§ **What the exercise asks**
In the lines below, find how many contain the word "použito" and report that figure alone.

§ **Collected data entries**
= = = = = = =
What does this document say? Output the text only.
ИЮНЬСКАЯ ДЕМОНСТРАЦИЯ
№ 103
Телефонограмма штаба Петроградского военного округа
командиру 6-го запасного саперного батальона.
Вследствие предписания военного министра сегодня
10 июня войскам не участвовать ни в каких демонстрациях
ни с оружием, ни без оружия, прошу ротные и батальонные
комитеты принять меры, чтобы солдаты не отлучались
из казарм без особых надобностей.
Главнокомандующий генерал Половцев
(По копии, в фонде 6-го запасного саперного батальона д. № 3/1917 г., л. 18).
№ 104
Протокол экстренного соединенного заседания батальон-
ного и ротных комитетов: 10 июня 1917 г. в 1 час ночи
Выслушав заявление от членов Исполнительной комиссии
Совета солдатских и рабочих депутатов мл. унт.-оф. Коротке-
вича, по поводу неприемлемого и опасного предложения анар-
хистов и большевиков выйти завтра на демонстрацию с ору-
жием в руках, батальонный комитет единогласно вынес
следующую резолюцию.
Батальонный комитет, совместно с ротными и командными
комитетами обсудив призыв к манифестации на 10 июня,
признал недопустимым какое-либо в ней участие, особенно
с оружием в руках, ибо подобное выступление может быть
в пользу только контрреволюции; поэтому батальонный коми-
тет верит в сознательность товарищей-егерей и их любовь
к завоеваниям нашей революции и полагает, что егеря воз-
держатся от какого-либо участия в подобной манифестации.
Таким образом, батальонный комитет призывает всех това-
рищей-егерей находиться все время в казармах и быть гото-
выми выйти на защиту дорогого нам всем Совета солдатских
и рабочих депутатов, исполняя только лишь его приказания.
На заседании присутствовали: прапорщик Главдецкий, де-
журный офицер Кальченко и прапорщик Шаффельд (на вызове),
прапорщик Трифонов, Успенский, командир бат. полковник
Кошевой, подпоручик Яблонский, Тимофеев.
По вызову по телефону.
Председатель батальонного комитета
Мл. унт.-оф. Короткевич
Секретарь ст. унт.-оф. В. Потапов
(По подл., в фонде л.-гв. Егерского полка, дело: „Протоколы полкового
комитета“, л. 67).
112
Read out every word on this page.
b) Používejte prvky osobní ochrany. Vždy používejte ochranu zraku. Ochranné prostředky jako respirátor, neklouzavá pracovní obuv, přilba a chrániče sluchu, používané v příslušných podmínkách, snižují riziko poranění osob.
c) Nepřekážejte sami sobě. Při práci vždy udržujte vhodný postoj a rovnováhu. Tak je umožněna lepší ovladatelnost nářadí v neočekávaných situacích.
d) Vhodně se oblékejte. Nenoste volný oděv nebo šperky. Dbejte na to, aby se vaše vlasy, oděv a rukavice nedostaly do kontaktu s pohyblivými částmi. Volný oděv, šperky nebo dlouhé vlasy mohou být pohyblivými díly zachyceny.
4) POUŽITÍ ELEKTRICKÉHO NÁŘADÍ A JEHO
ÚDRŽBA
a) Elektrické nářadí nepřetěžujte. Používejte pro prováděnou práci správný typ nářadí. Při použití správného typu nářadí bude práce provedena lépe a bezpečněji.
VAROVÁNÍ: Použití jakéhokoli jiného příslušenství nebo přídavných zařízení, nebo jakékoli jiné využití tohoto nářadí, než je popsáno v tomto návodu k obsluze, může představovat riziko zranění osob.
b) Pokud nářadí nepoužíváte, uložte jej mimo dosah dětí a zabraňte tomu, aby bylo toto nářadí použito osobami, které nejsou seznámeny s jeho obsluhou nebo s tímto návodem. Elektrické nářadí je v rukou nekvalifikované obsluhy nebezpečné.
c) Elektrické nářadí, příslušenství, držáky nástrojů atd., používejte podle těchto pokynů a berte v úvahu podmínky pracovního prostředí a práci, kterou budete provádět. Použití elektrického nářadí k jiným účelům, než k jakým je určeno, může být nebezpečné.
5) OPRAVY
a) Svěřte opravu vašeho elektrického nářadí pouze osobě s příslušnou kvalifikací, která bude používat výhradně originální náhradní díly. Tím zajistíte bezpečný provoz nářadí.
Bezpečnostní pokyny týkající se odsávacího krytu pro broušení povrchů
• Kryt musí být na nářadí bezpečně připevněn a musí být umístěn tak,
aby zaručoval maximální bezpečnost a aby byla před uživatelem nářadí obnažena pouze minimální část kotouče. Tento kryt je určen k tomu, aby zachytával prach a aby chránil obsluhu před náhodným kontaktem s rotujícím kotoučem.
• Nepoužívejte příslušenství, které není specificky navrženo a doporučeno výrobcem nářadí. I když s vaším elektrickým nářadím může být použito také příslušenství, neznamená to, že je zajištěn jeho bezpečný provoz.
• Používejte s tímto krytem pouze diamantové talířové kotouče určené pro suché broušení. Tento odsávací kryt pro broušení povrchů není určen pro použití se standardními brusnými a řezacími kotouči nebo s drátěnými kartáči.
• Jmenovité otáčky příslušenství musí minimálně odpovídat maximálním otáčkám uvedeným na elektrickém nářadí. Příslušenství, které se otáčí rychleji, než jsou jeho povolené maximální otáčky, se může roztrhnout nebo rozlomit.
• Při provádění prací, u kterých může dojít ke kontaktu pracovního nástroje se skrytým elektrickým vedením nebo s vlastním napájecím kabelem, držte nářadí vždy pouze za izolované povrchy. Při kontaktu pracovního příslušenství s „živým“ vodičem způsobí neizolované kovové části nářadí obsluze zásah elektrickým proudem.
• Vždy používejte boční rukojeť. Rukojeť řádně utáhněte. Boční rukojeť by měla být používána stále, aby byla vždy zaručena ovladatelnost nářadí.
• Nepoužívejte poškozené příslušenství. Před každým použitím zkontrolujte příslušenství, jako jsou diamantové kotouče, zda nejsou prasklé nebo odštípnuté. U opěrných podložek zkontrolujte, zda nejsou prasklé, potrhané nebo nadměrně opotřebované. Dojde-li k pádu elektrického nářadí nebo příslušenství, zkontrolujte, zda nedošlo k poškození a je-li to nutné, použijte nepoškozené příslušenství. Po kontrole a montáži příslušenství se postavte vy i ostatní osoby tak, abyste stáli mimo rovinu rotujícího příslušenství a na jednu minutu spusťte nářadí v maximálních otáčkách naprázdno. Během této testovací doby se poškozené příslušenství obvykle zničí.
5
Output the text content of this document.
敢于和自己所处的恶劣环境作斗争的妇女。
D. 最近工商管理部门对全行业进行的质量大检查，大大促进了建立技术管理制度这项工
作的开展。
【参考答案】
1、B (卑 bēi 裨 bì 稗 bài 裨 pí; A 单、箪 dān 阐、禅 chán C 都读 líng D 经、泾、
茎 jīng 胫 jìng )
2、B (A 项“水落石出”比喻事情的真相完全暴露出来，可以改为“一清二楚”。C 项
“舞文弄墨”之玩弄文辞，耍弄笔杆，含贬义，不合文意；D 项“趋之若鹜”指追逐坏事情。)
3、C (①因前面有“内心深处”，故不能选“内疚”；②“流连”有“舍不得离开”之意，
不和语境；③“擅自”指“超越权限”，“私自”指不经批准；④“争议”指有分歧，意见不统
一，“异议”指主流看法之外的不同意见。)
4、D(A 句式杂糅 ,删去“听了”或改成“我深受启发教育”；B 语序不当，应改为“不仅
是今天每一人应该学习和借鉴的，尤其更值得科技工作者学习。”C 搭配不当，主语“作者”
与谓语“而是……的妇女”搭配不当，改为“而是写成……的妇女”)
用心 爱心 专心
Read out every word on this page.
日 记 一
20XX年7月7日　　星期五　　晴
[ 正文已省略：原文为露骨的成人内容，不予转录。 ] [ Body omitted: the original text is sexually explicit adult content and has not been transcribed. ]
= = = = = = =
§ **Written solution**
2